● Goal: Gather up all lines that carry the word "center".

— start Material for this task —

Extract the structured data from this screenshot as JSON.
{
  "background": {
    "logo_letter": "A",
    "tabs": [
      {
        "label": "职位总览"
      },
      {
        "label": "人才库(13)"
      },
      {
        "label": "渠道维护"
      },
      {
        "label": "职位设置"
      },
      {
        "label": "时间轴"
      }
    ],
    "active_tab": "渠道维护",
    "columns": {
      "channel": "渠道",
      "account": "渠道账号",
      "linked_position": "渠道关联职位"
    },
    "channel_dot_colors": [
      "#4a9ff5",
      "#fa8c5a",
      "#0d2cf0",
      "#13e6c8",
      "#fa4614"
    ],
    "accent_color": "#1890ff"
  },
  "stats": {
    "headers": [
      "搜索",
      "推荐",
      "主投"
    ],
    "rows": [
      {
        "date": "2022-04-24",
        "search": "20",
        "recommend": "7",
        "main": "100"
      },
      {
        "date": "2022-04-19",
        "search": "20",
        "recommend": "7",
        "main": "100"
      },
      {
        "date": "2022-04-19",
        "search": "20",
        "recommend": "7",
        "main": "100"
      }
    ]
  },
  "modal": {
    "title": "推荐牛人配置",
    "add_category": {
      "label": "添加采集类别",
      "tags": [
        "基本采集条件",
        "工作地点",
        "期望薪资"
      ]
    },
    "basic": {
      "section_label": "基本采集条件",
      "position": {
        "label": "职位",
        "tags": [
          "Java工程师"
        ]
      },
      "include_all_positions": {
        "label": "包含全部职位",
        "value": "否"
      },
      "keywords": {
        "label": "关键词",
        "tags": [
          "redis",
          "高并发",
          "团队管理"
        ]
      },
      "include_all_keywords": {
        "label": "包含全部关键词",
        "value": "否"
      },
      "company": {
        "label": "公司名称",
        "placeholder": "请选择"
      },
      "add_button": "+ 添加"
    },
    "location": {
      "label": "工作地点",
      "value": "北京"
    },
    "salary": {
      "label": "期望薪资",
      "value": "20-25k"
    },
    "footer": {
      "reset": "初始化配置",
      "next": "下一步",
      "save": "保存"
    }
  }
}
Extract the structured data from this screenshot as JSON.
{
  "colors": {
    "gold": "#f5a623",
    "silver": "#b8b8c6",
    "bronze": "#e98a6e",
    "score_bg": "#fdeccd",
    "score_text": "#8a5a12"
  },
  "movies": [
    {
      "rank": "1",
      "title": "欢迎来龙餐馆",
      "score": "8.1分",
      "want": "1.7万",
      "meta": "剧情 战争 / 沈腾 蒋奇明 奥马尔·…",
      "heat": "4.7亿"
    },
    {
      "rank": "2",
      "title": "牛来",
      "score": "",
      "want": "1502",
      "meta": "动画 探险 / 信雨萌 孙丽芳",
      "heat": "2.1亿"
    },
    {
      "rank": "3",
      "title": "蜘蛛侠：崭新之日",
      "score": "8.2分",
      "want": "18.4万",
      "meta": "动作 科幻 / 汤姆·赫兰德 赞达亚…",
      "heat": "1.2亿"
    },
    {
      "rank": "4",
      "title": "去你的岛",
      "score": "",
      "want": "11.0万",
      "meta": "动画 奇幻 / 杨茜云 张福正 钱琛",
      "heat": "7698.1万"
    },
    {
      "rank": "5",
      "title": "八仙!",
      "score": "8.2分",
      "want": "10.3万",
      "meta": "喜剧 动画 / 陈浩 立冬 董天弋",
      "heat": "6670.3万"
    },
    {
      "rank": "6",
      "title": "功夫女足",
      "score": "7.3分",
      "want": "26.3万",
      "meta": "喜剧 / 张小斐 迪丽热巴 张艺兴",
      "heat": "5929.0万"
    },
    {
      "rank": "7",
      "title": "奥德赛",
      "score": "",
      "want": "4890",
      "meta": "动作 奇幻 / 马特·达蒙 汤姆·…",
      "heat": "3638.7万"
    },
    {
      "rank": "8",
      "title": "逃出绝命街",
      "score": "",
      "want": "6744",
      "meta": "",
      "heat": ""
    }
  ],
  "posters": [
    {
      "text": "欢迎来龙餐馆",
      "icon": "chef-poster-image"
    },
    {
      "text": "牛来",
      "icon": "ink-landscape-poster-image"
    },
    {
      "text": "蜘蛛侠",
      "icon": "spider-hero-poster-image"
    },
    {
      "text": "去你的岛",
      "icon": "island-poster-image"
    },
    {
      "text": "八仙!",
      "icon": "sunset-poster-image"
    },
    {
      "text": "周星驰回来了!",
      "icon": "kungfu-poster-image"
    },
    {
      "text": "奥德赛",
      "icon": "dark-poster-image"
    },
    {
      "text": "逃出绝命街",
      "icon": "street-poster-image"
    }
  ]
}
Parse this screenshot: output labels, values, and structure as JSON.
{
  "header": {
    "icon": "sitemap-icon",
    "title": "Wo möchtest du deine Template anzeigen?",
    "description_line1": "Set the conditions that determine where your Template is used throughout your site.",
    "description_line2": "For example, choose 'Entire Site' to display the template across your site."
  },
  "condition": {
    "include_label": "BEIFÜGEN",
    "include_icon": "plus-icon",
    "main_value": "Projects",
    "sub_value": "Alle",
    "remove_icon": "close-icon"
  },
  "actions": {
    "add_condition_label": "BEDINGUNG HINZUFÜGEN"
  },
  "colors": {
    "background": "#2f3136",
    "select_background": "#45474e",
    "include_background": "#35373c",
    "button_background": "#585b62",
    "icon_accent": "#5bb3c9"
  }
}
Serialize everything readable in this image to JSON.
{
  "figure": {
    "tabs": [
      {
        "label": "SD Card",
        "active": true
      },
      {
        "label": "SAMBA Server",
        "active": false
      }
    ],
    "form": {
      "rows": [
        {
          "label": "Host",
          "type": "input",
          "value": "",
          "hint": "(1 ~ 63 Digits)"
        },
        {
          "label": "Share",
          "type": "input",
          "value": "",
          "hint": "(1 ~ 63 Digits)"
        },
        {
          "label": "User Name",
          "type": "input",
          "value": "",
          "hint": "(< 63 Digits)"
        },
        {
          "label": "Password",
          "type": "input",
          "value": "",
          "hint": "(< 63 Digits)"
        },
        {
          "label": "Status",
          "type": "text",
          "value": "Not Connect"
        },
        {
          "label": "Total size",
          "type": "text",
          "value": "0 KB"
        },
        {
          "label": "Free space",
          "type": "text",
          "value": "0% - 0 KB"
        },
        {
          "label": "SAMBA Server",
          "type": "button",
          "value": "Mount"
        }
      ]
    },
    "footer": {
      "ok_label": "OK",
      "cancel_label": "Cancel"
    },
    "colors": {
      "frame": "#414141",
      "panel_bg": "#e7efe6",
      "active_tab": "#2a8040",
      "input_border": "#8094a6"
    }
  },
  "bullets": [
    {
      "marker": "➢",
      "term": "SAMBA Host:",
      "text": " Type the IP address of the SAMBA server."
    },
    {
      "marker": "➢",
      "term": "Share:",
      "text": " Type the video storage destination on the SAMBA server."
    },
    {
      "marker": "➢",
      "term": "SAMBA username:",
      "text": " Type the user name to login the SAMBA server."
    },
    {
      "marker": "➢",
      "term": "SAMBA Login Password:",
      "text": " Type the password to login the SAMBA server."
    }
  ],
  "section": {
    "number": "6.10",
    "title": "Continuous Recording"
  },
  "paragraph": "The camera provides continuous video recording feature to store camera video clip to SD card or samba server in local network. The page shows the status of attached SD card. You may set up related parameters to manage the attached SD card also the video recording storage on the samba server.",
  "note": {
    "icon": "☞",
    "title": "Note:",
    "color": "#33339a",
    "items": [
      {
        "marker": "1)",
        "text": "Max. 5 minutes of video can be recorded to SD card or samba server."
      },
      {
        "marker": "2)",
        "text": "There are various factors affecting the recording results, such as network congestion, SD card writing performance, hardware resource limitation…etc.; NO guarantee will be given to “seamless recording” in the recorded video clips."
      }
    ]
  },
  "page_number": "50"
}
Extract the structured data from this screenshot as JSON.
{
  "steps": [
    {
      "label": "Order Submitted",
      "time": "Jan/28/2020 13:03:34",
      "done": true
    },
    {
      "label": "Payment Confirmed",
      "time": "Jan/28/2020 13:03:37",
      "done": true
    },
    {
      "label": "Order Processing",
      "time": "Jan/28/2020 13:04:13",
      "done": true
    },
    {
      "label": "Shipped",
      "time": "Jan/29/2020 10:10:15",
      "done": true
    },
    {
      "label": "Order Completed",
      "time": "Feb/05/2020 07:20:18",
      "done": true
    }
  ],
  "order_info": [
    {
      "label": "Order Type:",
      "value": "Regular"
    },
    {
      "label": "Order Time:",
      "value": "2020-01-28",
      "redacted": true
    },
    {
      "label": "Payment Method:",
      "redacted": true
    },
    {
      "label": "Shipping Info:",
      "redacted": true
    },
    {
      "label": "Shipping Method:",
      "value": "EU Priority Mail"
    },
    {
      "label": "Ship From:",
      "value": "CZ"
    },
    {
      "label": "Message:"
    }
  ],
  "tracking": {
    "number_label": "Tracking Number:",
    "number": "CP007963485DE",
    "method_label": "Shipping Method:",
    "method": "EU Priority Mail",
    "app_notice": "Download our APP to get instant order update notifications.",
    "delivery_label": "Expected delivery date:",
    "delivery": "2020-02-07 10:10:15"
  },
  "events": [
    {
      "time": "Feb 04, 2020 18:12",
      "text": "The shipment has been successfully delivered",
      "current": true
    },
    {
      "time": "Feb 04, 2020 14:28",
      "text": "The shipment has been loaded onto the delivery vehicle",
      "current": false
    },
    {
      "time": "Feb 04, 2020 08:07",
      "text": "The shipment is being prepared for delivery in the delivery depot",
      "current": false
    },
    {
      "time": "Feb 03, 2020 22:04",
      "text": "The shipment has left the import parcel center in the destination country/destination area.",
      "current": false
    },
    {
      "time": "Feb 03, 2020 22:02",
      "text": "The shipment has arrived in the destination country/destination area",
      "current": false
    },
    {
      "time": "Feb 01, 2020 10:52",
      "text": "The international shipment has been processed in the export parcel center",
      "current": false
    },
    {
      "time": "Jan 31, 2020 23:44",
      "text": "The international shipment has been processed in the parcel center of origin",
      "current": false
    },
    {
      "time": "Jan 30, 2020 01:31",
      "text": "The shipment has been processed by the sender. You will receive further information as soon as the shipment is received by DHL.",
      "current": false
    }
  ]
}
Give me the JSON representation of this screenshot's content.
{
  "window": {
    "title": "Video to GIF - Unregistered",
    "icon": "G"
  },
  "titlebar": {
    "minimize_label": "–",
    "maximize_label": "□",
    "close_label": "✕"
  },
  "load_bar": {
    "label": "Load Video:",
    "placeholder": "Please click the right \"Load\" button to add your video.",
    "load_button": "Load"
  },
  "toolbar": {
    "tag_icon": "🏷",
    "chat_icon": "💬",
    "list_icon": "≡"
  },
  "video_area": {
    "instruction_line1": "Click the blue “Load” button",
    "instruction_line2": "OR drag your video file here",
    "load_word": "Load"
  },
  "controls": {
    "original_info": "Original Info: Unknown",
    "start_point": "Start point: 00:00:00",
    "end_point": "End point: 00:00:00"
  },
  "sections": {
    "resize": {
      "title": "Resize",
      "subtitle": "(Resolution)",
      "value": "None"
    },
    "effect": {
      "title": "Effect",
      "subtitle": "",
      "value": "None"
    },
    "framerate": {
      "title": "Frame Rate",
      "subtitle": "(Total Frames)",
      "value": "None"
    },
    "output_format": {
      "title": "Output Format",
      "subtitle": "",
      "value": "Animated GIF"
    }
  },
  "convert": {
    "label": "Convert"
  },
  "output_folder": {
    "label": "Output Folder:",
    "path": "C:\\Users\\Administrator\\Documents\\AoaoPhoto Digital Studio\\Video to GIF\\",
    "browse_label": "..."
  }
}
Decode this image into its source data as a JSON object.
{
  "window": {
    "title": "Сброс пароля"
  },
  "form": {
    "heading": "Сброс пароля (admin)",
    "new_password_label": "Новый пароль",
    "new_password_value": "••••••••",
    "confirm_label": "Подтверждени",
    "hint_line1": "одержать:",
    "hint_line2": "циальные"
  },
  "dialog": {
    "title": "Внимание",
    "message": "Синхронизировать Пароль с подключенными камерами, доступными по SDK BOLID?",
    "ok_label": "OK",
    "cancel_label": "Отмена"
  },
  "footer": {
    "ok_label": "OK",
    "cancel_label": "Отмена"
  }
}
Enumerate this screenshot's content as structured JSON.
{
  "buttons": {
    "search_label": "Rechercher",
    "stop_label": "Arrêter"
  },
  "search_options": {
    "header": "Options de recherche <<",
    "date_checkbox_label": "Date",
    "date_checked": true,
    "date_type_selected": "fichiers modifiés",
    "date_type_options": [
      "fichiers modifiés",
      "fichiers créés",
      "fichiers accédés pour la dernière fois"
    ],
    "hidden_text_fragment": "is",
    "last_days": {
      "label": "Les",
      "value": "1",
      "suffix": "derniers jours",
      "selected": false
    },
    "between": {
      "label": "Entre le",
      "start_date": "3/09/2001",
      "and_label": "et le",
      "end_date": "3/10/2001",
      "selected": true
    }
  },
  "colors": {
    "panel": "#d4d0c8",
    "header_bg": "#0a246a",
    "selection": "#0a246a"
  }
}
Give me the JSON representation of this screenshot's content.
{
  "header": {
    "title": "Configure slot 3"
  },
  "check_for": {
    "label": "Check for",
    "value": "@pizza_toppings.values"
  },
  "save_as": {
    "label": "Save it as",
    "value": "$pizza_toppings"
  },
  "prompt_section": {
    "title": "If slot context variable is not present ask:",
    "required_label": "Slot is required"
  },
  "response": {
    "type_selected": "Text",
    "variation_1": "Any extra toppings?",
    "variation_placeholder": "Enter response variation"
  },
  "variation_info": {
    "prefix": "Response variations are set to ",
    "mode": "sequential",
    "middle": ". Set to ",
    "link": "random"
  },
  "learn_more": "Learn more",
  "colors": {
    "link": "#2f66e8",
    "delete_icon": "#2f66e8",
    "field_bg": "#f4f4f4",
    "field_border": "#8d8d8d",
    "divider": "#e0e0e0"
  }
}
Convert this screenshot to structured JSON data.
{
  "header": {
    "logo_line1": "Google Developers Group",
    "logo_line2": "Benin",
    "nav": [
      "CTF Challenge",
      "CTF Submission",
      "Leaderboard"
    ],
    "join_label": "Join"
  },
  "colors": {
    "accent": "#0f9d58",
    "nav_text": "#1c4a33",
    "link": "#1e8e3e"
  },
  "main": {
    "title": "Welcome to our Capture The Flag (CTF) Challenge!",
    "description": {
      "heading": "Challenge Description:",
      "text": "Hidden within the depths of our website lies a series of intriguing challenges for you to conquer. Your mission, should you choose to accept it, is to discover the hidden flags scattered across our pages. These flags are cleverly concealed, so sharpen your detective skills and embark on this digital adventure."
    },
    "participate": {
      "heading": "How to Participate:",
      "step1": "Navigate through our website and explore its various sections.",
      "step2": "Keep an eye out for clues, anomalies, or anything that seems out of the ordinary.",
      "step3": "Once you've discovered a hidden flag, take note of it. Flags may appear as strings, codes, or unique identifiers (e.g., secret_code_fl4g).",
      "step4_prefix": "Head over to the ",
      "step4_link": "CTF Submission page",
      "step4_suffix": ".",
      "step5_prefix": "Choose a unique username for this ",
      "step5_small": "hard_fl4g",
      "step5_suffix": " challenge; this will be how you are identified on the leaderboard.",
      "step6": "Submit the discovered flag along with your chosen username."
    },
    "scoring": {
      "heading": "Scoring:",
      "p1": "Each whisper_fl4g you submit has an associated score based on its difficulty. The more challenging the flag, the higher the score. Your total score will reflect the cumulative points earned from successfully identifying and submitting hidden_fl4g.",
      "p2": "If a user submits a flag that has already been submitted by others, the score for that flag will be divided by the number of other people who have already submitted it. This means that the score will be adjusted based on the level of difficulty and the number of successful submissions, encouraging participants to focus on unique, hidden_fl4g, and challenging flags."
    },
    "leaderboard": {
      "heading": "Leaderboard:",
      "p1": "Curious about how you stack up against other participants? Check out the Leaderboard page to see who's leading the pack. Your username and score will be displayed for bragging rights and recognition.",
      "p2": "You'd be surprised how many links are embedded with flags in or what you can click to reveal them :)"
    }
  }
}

— end Material for this task —

● Answer to this problem:
      "text": "The shipment has left the import parcel center in the destination country/destination area.",
      "text": "The international shipment has been processed in the export parcel center",
      "text": "The international shipment has been processed in the parcel center of origin",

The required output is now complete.